--- Extracted information ---
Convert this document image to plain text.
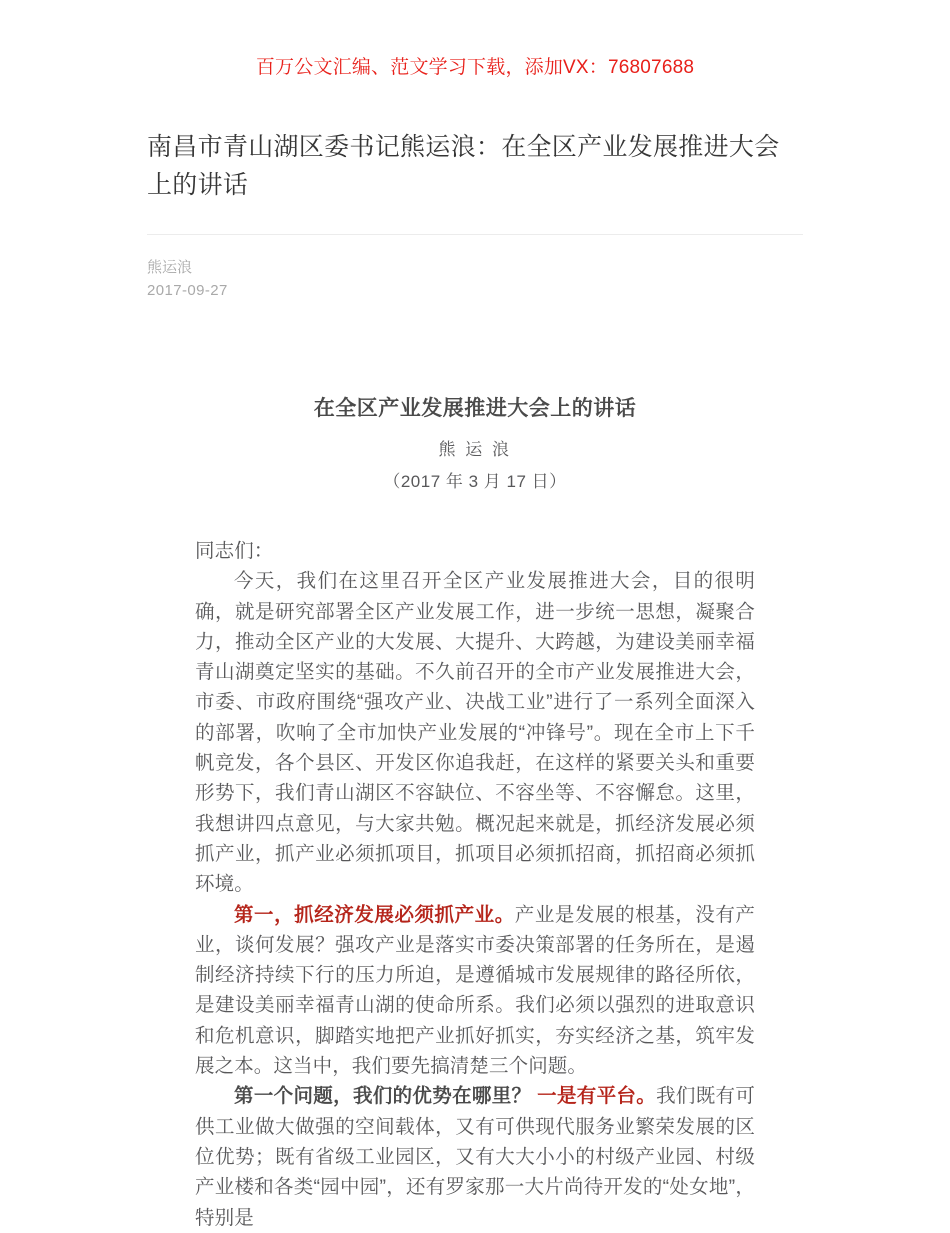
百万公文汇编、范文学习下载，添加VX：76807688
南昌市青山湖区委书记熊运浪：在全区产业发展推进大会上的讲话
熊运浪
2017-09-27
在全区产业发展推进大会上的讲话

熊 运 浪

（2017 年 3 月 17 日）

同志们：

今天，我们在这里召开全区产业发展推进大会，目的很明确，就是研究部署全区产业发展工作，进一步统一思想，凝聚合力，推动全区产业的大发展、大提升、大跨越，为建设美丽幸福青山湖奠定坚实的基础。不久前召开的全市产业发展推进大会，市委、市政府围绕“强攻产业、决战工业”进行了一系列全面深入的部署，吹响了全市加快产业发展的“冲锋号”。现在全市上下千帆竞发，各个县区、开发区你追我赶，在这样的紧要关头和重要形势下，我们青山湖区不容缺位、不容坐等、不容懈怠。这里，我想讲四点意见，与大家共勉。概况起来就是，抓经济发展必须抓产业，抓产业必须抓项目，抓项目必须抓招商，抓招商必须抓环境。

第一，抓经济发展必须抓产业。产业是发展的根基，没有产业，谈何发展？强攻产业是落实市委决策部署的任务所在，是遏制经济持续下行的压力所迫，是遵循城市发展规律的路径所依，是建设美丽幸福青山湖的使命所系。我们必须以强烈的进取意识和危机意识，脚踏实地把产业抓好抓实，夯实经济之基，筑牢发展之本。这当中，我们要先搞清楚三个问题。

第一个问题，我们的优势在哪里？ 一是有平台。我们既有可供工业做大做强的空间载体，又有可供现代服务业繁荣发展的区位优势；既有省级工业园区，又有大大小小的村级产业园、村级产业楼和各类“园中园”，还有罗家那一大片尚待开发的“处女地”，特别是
...
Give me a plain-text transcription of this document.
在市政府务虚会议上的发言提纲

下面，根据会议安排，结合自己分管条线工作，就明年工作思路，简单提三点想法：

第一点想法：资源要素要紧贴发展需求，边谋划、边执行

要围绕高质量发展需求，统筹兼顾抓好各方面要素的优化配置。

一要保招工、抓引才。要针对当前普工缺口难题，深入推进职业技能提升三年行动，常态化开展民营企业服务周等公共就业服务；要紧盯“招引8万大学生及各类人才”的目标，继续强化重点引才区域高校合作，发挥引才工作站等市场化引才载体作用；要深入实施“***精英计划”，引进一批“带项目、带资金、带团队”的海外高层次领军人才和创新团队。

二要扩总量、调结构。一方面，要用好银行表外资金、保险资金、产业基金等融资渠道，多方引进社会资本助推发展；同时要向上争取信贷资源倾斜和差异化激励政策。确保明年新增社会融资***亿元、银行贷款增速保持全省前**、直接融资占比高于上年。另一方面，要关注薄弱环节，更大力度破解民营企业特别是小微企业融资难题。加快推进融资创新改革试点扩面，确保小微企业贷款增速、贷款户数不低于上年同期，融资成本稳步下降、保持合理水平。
...
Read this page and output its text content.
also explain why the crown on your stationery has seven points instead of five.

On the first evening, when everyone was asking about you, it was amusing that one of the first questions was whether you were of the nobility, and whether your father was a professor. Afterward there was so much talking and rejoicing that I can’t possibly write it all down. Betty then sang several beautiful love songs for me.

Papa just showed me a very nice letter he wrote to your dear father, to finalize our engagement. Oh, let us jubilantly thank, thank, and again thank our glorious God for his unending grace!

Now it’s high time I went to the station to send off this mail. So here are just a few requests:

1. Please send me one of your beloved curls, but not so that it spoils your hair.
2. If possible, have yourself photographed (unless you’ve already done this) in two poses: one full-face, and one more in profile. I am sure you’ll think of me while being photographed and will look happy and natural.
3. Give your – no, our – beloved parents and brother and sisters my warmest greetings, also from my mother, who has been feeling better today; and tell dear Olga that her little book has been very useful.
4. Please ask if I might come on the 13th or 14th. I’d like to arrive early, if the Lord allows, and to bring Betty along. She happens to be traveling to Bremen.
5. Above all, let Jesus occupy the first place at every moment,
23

--- Problem statement ---
In the material above, find each line that contains the word "text", and select it.

--- Correct result ---
Convert this document image to plain text.
Give me a plain-text transcription of this document.
Read this page and output its text content.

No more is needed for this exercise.